> **What you should do**
Look through the listing and locate every line containing the word "WINDSOR"; copy those lines.

> **Information supplied**

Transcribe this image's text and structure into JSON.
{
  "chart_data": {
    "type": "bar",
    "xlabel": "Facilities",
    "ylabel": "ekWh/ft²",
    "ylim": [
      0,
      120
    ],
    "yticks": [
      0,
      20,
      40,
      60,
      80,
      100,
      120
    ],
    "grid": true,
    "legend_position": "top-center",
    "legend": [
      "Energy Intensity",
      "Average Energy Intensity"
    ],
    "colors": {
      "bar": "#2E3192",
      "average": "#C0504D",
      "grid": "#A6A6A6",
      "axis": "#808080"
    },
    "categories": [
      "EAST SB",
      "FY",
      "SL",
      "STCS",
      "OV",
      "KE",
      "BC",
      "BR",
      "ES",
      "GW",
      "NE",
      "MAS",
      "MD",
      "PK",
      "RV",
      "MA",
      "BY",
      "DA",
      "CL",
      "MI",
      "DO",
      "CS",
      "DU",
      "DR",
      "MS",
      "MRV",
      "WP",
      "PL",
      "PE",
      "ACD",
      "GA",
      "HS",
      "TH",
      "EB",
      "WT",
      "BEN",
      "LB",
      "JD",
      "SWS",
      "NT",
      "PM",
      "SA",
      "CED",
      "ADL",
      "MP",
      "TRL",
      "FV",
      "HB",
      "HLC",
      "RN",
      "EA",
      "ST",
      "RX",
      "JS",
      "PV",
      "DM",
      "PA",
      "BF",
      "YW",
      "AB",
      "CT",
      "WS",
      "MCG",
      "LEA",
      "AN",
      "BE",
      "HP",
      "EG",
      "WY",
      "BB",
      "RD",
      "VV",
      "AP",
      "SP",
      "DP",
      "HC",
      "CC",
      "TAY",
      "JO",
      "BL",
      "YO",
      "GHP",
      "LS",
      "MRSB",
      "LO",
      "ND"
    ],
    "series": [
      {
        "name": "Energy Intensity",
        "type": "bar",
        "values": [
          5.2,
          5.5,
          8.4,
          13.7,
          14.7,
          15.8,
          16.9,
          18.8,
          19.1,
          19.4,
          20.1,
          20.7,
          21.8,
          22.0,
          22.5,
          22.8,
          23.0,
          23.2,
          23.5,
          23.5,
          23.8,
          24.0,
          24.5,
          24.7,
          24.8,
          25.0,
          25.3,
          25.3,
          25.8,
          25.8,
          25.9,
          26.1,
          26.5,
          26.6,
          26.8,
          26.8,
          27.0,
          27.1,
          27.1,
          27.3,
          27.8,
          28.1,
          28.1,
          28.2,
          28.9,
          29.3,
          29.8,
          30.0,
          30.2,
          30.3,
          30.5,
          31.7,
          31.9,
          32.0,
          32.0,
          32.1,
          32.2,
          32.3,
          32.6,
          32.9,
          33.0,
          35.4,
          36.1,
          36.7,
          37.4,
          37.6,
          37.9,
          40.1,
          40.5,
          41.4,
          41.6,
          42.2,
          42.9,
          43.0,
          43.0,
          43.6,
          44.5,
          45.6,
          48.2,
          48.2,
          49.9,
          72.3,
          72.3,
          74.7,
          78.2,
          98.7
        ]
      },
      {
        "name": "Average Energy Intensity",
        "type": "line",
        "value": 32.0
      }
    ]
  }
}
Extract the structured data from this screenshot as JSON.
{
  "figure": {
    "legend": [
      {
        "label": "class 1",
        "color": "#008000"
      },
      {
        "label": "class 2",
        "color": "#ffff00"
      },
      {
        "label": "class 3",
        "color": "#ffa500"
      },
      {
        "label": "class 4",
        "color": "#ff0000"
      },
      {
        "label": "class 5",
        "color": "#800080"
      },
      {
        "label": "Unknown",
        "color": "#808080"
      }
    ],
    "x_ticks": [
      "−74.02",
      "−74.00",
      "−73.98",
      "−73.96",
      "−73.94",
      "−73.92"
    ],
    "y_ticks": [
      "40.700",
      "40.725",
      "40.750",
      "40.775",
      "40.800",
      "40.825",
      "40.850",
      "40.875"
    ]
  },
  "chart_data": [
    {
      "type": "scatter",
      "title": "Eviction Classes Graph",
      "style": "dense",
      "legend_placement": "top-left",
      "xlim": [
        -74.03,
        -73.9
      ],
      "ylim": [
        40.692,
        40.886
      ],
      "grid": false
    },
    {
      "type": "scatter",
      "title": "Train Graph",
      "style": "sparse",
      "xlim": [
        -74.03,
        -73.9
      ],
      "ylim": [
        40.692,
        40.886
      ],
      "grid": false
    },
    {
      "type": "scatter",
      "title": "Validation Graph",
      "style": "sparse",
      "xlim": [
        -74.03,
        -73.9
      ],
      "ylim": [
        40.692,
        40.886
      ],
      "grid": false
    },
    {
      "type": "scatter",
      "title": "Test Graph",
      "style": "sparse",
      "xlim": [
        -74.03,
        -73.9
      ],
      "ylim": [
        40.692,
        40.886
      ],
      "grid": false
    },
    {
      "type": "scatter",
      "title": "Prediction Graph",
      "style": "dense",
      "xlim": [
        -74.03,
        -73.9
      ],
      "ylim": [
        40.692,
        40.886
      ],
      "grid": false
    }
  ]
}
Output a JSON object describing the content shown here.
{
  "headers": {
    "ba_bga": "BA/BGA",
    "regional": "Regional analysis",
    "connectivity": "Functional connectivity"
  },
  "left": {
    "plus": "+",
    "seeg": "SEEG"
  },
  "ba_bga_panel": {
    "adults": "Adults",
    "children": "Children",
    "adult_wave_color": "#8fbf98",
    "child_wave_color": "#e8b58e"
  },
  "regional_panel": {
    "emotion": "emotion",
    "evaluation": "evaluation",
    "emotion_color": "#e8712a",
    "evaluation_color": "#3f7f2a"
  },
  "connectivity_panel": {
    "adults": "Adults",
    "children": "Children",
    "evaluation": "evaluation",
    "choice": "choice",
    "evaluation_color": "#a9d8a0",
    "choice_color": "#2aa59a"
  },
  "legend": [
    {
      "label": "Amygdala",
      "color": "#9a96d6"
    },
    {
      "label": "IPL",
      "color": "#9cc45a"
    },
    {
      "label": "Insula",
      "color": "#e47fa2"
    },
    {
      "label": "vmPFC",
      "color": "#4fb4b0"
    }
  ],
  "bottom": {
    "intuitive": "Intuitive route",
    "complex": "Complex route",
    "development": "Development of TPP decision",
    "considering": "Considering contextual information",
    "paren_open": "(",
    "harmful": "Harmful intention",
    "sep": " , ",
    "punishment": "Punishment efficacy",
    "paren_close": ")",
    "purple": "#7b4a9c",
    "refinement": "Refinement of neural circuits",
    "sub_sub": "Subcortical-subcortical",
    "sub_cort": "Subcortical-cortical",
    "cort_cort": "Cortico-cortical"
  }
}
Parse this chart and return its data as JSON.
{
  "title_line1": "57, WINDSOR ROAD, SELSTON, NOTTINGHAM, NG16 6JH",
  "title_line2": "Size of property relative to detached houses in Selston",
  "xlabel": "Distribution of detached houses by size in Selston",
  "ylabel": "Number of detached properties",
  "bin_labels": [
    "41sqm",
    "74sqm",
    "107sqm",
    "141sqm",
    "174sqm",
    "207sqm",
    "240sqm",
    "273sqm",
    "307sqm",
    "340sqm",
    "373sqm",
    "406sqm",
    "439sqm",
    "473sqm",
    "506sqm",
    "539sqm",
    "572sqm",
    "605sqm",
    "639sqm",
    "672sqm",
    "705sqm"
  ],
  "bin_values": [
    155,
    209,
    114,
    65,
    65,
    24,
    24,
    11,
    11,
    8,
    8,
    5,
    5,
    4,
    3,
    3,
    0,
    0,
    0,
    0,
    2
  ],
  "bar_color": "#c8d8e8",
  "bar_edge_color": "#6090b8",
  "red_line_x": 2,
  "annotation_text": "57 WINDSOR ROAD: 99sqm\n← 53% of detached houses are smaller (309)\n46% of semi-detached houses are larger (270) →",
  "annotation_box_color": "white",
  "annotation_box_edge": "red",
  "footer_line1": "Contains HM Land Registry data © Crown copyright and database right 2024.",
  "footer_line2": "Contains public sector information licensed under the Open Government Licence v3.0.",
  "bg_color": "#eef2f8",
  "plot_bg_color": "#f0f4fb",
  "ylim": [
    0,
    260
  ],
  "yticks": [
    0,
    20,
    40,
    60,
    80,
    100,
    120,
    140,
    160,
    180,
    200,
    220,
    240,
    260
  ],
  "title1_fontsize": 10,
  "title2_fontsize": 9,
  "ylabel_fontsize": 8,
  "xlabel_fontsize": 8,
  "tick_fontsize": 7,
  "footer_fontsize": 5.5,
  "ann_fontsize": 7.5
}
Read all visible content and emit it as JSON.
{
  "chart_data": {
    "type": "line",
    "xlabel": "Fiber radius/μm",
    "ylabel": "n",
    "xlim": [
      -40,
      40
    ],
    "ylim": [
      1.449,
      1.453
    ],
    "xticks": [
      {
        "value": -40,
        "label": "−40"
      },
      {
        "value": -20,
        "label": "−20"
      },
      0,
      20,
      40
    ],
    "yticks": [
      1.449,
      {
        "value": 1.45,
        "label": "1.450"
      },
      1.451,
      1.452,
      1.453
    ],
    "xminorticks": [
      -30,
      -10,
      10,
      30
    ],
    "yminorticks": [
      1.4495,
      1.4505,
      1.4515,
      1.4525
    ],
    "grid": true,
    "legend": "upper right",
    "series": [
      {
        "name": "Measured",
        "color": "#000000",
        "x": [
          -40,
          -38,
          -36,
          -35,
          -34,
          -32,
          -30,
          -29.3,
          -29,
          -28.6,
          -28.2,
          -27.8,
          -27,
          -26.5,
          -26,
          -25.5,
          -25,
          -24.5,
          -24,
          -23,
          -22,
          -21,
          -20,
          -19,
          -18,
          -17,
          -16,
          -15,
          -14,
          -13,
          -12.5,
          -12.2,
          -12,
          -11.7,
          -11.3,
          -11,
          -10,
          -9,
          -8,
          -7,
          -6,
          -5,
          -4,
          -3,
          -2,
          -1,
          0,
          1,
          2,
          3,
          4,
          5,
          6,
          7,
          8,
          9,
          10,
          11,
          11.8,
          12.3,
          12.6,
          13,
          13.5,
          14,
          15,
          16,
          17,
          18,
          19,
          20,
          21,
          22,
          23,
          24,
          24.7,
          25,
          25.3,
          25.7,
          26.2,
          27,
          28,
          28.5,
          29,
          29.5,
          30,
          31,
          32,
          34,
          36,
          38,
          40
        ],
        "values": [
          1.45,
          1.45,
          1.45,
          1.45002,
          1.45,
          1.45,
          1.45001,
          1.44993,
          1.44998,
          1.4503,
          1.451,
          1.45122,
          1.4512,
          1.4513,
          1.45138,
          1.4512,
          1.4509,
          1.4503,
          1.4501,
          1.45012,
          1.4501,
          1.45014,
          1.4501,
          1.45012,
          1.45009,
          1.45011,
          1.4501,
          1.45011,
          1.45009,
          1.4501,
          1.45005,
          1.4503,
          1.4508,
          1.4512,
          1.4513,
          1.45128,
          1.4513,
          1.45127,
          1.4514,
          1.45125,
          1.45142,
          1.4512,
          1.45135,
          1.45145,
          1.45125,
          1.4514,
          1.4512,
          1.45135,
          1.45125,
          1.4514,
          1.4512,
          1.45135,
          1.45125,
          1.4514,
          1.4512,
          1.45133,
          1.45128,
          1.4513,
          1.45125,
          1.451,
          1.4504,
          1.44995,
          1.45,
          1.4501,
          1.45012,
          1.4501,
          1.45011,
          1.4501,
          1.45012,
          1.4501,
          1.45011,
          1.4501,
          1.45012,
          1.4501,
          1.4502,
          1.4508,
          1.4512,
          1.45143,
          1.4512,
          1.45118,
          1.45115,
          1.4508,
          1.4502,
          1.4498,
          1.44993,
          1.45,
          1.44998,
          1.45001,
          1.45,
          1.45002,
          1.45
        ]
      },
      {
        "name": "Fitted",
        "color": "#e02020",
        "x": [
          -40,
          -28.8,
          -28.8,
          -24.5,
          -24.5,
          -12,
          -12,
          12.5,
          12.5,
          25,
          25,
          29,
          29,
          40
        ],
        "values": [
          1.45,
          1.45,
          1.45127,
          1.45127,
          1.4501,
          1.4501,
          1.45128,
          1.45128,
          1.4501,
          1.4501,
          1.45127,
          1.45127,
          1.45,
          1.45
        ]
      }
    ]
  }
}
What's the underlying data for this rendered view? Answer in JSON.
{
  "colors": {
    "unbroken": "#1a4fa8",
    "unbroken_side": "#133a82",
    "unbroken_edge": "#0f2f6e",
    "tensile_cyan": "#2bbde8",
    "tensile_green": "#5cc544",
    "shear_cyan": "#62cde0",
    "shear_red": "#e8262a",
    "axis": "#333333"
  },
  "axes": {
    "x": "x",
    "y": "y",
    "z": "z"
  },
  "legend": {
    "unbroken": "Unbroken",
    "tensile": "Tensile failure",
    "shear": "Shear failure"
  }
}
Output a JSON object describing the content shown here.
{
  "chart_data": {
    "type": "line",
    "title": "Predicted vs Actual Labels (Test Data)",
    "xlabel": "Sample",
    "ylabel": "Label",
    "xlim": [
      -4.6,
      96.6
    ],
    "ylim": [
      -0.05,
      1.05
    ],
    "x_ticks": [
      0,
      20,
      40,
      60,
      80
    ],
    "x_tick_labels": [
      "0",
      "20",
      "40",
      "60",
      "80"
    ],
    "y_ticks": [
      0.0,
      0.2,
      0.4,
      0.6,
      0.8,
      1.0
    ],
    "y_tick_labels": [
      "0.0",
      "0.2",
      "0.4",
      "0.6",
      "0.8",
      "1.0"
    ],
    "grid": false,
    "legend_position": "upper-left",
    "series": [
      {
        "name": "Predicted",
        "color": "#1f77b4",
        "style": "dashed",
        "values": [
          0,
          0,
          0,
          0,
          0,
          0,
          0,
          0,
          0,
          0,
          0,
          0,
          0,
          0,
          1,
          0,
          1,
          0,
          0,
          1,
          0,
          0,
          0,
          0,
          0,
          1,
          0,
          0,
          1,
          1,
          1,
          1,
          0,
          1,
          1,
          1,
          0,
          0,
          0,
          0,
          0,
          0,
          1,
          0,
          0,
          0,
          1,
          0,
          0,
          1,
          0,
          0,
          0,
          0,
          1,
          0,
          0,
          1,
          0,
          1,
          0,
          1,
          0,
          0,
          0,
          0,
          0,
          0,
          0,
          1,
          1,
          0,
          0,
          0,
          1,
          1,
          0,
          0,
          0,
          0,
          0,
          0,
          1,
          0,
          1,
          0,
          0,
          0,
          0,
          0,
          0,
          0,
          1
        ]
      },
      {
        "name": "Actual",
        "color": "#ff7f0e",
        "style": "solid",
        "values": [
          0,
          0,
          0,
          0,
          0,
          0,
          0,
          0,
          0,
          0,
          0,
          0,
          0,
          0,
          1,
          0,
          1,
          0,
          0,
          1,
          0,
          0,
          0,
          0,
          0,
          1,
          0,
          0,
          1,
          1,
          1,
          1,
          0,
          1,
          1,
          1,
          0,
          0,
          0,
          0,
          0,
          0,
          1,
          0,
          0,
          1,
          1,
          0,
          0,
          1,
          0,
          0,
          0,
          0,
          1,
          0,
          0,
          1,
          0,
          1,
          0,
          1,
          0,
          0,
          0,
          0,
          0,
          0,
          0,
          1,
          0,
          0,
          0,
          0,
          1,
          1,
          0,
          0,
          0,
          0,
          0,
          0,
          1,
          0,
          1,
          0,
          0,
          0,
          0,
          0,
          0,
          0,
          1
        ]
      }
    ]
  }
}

> **Full output**
  "title_line1": "57, WINDSOR ROAD, SELSTON, NOTTINGHAM, NG16 6JH",
  "annotation_text": "57 WINDSOR ROAD: 99sqm\n← 53% of detached houses are smaller (309)\n46% of semi-detached houses are larger (270) →",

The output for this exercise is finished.